_Excerpt to read_
Start

Both the academic article, and the popular articles based on it, talk about religious children and non-religious children in general, but the authors did not sample children in a way that allows them to generalize to religious and non-religious children. Given the serious problems with the sample, we do not know who the results generalize to.
Nothing about the sample is random.
The authors picked six countries non-randomly (Canada, China, Jordan, Turkey, USA, and South Africa), picked one or two cities from each of these countries non-randomly, and then recruited respondents non-randomly. Nothing about the sample is random, thus the results cannot be generalized to any group, not even not even to religious and non-religious children in the seven sampled cities. Moreover, there are many ways this sampling method is likely to bias results towards religious children appearing less altruistic. For example, if you recruit a religious child from a South African slum and a non-religious child from the family of a University of Toronto professor, you are likely to find some differences between the children that have nothing to do with religion.
Because the sample is not random, all generalizations from their sample and all significance tests using their sample are meaningless.4 Any first-year statistics textbook will tell you this. When research based on random samples exists, we should always privilege results from random samples over non-random convenience samples. And random samples consistently suggest a positive association between religion and altruism.
4) Do the authors do sufficient work to demonstrate that the relationship between religion and giving behavior is causal? No.
Even in good samples, correlation does not prove causation. But with a badly biased sample, even more effort is required to demonstrate that a correlation is plausibly causal. Unfortunately, the authors do not even go to the effort I would require in an undergraduate statistics class.

End

_Provided data_
Start

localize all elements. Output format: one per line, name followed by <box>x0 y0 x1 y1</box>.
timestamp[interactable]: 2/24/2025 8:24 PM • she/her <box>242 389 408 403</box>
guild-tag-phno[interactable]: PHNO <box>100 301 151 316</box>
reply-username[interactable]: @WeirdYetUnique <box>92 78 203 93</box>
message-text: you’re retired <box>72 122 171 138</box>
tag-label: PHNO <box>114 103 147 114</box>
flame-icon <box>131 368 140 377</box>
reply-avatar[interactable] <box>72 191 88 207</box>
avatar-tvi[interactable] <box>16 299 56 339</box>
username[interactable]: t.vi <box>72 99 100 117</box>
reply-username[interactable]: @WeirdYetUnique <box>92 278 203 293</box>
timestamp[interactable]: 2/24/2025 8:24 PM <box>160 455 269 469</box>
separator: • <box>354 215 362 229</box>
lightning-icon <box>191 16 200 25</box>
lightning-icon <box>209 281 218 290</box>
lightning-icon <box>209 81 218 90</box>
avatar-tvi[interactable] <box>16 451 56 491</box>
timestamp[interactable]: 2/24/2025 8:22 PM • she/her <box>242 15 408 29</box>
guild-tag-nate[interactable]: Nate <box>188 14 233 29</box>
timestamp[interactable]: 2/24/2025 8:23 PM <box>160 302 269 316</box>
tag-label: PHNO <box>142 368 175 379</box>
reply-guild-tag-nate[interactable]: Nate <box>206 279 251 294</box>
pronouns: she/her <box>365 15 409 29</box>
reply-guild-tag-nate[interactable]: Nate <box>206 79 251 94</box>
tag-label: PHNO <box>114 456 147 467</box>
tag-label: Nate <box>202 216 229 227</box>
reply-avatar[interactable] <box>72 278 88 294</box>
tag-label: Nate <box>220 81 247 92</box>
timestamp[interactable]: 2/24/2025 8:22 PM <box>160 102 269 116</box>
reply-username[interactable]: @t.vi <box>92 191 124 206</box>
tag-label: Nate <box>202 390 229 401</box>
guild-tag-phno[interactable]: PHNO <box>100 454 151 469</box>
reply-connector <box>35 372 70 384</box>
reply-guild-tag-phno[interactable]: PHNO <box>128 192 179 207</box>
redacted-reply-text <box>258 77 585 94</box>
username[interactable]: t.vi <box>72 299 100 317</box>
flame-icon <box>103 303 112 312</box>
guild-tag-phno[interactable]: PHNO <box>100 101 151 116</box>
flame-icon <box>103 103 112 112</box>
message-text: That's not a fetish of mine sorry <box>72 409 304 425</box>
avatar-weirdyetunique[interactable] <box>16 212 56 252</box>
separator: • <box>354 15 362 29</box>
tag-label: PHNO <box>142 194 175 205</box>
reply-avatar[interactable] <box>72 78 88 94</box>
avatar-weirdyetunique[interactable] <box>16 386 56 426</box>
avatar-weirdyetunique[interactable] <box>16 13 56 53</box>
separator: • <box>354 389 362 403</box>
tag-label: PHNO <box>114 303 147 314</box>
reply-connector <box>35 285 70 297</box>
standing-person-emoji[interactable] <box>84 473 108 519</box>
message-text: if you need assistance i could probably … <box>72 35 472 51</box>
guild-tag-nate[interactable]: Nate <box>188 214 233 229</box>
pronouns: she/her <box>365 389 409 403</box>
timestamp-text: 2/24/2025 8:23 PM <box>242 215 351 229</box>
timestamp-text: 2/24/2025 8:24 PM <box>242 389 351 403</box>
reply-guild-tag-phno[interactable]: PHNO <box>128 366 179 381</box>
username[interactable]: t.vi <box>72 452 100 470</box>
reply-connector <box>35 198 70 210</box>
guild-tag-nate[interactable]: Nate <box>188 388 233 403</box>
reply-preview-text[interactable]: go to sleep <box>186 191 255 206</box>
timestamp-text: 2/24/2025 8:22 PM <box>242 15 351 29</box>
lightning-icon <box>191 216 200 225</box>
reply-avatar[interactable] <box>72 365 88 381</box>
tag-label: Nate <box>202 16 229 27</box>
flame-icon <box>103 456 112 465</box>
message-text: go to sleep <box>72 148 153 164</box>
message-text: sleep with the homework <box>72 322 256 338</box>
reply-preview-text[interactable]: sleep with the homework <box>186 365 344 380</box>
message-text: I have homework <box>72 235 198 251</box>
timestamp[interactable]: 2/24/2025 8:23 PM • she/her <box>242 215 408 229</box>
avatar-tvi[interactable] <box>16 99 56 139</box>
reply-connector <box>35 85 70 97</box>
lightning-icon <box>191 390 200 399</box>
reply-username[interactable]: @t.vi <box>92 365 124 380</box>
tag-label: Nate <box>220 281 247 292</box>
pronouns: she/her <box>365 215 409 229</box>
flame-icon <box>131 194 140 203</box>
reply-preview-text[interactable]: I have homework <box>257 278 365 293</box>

End

_Exercises_
• a. In the passage on religion and children's altruism, repeat the words starting with "Because the sample" and going on through "undergraduate statistics class.".
• b. Write the next part of the passage on religion and children's altruism, picking up after its last sentence.

_Task-by-task answers_
• a.
Because the sample is not random, all generalizations from their sample and all significance tests using their sample are meaningless.4 Any first-year statistics textbook will tell you this. When research based on random samples exists, we should always privilege results from random samples over non-random convenience samples. And random samples consistently suggest a positive association between religion and altruism.
4) Do the authors do sufficient work to demonstrate that the relationship between religion and giving behavior is causal? No.
Even in good samples, correlation does not prove causation. But with a badly biased sample, even more effort is required to demonstrate that a correlation is plausibly causal. Unfortunately, the authors do not even go to the effort I would require in an undergraduate statistics class.

• b.
Of course, demonstrating causality is difficult. The authors cannot randomly assign religious background to children and then see if religion causes differences in altruistic behavior. Thus, social scientists typically try to account for as many alternative explanations as possible, to demonstrate that the association between religion and giving behavior is not caused by something else. Past research on altruism demonstrates that many factors predict giving behavior, but the authors do not control for them. If any of these omitted factors is correlated both with religiosity and with the giving behavior of children, or is correlated with which religious and non-religious people are sampled, then the relationship between religion and giving in the authors’ analysis will be biased.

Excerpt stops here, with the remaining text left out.